Request:
What is the number of lines containing the word "JSON"? Please answer with that number and nothing more.

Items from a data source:
'''

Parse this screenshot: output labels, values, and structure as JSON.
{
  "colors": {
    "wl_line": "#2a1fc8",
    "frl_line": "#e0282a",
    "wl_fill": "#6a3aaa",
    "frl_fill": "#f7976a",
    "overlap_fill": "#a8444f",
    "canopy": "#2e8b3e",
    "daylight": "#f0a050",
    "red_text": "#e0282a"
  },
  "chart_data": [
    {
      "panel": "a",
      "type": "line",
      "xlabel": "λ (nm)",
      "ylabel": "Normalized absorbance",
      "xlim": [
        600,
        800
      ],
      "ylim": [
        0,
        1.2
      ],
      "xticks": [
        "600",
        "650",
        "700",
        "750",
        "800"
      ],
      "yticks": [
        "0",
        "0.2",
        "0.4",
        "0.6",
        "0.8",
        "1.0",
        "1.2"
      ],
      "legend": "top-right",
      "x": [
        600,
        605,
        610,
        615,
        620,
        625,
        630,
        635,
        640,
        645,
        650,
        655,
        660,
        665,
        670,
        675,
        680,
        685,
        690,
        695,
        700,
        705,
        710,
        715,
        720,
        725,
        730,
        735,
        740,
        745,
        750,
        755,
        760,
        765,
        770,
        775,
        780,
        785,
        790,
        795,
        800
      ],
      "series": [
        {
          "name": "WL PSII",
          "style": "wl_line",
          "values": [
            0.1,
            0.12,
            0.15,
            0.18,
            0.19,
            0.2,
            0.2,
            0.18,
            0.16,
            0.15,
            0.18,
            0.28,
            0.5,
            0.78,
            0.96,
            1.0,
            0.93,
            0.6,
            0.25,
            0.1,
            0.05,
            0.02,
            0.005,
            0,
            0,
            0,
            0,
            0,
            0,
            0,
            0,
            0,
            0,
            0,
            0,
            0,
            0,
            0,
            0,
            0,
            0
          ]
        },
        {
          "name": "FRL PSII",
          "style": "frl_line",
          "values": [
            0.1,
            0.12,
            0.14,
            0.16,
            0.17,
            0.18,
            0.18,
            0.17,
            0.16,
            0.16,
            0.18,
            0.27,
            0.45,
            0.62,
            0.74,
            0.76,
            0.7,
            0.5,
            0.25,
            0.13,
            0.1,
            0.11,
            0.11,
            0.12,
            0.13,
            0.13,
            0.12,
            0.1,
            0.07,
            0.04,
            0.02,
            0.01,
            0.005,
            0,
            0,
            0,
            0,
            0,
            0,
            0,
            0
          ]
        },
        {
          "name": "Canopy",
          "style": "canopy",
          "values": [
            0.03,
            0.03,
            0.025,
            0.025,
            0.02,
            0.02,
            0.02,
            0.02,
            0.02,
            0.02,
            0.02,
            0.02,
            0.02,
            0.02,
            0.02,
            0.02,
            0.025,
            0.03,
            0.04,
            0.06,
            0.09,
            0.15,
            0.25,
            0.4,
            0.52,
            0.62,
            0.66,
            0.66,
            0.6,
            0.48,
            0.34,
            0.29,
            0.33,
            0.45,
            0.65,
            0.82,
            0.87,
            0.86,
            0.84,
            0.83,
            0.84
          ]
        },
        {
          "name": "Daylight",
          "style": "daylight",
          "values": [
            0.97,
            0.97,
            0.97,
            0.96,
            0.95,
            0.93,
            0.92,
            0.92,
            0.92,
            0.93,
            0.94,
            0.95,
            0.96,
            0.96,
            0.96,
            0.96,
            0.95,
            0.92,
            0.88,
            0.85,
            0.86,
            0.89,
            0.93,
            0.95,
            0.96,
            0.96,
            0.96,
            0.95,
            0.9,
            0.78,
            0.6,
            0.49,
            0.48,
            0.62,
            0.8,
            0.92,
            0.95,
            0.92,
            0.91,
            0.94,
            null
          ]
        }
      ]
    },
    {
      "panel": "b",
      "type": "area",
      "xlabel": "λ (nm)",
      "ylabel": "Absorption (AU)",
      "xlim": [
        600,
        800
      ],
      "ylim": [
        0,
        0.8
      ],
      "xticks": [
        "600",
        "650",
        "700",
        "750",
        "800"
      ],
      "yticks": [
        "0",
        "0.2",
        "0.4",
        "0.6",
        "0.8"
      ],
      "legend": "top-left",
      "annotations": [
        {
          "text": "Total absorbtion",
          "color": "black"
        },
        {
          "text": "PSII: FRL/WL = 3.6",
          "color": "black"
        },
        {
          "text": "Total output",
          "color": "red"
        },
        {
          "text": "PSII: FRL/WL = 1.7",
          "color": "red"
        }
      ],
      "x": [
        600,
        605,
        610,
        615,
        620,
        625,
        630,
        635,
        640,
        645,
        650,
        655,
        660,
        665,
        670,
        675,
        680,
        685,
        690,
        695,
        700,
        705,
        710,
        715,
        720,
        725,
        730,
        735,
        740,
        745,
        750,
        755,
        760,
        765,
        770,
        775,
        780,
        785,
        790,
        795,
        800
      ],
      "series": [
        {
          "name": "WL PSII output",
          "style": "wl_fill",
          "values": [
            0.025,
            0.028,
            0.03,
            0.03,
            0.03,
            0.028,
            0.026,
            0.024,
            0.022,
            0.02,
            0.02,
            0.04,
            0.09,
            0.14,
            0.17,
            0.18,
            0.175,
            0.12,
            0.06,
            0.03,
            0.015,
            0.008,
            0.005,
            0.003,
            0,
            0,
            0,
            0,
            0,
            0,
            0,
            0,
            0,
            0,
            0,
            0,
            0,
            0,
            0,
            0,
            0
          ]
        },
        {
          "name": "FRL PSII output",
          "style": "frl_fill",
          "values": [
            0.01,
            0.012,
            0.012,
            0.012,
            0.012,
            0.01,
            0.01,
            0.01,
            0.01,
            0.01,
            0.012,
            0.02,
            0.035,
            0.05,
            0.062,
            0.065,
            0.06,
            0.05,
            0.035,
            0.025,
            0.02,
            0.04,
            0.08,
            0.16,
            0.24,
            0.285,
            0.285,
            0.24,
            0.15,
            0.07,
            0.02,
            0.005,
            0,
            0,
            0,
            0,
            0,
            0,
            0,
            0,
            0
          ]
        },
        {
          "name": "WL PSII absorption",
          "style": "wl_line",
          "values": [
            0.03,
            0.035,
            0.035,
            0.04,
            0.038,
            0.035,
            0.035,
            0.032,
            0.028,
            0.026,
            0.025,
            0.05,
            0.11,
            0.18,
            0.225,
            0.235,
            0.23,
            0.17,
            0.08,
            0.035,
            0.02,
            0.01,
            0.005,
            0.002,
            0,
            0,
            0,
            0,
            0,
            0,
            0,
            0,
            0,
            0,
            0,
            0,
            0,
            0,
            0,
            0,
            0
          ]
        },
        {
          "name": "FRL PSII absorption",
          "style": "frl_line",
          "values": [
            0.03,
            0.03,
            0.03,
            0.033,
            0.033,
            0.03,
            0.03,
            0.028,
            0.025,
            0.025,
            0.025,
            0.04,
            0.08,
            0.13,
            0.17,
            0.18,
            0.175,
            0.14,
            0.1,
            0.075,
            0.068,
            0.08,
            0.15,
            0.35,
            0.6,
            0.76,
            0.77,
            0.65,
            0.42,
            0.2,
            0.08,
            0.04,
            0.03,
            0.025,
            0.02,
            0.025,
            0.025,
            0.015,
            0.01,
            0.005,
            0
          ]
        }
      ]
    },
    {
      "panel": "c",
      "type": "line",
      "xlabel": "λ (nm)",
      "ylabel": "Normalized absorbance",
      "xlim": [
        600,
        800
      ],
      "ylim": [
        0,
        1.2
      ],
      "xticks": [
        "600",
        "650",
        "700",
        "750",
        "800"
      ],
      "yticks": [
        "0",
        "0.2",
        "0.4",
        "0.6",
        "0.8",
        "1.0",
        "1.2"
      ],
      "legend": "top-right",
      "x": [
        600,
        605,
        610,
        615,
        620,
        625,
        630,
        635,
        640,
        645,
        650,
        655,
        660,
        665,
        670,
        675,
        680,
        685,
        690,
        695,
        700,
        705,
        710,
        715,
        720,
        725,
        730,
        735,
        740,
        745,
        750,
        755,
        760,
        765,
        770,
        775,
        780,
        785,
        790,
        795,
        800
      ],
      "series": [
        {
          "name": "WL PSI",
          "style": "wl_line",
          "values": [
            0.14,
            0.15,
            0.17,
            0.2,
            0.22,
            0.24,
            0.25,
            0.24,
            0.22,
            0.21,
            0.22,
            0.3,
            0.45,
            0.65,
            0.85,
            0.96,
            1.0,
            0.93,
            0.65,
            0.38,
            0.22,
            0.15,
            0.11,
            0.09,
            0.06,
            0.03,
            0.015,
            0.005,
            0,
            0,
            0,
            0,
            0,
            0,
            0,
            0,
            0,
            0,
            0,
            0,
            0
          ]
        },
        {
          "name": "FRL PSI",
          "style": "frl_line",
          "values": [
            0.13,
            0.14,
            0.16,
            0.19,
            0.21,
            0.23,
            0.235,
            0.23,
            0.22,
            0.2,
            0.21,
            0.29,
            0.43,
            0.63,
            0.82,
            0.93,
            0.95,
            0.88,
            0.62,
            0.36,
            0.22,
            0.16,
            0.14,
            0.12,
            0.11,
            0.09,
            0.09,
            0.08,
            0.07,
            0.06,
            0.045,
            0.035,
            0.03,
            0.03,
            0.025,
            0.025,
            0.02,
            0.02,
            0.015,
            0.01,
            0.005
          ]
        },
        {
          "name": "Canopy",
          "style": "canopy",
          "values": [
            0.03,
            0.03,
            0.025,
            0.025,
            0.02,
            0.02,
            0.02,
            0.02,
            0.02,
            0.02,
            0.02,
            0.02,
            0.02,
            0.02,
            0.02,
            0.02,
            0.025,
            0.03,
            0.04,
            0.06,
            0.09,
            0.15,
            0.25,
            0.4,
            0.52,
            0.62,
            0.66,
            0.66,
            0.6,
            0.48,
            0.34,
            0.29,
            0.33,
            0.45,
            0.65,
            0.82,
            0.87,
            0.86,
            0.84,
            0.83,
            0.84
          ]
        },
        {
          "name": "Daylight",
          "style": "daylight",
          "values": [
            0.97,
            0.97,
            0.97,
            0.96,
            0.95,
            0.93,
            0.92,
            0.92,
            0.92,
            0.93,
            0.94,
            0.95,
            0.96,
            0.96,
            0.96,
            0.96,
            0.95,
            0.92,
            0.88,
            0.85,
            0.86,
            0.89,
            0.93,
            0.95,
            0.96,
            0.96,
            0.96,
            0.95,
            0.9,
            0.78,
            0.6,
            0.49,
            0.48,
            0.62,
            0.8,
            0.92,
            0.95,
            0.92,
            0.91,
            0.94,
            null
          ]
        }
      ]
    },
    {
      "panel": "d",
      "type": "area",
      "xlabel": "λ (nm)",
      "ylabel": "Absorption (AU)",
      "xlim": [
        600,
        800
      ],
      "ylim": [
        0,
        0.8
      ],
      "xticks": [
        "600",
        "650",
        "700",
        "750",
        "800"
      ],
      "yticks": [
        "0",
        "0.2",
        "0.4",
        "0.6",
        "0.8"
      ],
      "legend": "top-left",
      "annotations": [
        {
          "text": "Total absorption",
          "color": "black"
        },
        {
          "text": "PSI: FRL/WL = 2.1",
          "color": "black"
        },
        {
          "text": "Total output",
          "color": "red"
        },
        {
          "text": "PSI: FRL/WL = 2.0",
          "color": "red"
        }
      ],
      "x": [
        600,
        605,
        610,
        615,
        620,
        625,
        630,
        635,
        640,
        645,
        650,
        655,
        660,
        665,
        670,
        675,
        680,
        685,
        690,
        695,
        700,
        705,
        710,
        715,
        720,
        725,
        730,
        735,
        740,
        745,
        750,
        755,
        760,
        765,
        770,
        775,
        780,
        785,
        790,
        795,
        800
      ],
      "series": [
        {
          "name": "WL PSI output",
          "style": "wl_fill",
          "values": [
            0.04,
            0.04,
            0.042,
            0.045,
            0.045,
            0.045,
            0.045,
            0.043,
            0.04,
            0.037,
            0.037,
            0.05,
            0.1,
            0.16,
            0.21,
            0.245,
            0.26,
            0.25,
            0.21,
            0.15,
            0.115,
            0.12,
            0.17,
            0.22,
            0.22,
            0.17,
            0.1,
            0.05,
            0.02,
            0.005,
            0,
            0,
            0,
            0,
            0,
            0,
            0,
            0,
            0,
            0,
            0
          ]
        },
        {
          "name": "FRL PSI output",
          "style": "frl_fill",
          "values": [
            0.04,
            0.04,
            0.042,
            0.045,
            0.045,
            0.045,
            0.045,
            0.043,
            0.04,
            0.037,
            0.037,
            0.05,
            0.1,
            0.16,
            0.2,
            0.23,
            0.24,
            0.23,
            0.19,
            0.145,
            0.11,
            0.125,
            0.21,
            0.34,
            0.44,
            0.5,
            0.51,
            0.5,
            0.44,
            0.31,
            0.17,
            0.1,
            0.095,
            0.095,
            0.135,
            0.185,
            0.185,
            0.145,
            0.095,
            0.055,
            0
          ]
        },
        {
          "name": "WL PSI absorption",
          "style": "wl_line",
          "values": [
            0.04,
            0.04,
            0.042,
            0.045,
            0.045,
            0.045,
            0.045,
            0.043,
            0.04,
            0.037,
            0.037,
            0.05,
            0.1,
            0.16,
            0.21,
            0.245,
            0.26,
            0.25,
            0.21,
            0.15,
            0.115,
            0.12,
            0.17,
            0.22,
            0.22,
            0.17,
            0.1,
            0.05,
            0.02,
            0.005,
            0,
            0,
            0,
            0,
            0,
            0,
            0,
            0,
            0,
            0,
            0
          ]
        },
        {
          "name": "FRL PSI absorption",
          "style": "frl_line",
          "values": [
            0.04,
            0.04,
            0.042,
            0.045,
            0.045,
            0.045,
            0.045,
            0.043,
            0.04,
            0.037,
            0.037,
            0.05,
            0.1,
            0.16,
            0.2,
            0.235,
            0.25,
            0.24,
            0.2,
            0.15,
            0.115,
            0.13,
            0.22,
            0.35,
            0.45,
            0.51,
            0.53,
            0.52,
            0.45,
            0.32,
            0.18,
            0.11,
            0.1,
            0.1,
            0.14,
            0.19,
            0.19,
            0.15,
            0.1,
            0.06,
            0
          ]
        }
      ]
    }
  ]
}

'''
'''

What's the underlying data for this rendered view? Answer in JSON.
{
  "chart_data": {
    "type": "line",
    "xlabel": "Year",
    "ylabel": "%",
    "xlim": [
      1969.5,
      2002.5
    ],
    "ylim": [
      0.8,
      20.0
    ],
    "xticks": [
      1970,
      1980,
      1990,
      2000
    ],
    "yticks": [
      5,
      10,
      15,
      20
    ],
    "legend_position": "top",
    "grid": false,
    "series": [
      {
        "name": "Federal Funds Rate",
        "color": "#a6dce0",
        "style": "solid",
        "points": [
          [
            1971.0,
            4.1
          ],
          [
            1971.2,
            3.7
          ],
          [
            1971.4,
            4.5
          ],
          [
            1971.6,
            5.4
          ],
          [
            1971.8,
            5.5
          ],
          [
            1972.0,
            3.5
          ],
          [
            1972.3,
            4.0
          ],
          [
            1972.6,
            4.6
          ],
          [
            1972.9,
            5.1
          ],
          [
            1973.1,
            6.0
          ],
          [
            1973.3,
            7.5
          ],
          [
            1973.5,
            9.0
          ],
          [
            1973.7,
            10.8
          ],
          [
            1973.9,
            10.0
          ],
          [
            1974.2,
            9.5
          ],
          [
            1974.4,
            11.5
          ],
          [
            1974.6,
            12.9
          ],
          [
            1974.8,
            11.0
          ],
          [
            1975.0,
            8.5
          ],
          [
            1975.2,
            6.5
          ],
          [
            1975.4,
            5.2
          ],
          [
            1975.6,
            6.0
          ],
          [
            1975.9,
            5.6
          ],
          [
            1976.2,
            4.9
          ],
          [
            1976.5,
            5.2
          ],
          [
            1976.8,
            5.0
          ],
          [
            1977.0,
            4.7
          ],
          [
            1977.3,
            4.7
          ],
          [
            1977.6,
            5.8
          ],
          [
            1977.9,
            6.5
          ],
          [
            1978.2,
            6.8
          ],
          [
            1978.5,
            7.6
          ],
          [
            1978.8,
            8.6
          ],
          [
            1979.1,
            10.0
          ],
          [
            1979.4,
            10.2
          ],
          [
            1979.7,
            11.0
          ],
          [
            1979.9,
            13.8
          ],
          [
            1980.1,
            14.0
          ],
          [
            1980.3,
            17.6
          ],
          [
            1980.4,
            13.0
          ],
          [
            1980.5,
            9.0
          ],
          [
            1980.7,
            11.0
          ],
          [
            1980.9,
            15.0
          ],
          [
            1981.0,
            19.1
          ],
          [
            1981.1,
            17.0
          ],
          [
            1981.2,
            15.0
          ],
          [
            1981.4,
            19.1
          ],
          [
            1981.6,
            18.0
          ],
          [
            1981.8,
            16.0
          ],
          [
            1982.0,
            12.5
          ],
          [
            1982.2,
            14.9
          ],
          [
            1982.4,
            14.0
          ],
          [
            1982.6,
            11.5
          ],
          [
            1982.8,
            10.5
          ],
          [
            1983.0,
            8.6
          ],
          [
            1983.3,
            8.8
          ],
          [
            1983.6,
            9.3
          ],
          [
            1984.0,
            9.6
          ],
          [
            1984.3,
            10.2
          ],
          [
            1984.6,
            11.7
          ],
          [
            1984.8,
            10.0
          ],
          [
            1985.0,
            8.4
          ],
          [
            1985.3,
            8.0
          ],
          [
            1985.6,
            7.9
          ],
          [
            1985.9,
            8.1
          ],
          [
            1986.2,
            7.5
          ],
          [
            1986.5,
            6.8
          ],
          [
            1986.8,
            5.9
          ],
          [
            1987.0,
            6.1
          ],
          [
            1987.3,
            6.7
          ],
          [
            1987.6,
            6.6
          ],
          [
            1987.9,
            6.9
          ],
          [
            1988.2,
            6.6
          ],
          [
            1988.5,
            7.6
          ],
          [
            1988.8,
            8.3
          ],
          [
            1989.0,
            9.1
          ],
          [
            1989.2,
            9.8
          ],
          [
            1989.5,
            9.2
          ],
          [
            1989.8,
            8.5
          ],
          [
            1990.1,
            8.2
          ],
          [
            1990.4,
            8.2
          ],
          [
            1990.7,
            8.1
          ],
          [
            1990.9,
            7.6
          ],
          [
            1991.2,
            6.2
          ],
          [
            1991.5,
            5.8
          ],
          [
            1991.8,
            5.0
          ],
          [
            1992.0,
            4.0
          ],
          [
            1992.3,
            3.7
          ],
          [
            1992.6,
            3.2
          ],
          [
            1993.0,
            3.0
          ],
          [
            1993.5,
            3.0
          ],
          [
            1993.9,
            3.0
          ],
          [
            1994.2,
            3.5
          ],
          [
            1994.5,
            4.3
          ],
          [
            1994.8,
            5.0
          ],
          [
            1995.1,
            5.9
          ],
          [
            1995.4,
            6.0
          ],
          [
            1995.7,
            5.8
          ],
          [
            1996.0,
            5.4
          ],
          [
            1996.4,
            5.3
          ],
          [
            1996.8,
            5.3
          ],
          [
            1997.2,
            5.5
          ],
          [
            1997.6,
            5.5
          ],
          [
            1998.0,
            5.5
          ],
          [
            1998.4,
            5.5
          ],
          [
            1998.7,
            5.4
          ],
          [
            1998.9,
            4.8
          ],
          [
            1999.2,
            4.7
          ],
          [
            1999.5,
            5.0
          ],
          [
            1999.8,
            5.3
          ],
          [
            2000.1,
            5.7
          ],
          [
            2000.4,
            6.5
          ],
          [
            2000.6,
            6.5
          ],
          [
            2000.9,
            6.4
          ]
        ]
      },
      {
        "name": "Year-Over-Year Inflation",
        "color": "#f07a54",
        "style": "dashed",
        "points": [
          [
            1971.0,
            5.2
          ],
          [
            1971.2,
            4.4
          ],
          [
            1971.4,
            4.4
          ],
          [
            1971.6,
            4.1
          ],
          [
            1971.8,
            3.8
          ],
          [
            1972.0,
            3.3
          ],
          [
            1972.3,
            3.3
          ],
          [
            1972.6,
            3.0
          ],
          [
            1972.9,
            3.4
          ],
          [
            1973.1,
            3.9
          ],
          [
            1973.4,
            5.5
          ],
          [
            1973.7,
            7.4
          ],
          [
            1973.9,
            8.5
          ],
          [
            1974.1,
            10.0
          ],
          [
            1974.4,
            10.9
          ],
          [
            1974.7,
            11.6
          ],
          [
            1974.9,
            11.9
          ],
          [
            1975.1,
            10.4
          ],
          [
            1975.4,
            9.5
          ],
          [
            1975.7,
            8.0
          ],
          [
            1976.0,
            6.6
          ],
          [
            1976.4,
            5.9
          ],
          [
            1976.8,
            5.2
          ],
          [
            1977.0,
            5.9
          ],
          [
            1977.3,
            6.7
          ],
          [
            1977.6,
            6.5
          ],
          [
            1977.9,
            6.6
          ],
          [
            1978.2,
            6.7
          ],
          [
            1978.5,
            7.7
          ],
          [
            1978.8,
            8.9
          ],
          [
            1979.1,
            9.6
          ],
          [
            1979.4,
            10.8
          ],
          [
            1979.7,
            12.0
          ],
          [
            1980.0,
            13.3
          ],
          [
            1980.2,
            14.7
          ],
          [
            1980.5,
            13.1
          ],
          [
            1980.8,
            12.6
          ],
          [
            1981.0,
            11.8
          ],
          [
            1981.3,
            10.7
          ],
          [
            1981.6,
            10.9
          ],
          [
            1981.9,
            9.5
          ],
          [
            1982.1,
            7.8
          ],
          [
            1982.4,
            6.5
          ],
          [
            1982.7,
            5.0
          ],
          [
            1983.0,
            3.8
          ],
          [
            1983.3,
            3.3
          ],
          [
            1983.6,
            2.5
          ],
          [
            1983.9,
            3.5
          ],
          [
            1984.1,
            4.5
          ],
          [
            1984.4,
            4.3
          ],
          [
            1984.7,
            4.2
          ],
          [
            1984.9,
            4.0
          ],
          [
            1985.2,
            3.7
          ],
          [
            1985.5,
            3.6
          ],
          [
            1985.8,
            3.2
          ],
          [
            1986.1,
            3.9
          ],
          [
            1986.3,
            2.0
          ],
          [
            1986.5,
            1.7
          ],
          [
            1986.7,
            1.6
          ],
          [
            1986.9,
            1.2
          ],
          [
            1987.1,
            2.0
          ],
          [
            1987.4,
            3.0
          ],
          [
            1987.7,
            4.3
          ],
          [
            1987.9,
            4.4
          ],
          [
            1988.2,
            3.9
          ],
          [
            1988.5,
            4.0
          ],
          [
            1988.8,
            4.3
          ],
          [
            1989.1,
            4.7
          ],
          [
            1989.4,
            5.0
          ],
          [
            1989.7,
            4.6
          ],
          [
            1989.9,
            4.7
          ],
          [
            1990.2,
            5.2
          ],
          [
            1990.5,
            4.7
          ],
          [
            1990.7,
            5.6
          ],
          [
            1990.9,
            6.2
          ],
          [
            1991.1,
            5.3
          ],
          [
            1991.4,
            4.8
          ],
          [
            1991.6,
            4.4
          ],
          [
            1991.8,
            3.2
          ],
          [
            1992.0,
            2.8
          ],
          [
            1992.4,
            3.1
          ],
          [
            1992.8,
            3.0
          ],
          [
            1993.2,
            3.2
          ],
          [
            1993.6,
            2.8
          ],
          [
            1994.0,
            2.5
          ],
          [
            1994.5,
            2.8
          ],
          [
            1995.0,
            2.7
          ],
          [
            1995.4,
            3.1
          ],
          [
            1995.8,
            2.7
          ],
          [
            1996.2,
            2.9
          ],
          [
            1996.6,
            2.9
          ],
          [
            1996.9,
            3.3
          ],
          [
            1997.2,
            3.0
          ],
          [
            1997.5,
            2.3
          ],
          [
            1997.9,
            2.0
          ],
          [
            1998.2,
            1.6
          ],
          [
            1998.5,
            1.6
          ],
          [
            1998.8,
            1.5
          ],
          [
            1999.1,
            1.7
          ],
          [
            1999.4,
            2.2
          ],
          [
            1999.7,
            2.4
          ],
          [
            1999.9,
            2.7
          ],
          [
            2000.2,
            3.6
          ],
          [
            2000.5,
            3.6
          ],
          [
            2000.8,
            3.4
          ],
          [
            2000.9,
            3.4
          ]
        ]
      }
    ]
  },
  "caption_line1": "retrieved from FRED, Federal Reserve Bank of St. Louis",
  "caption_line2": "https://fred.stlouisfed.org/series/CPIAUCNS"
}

'''

Exercise response:
2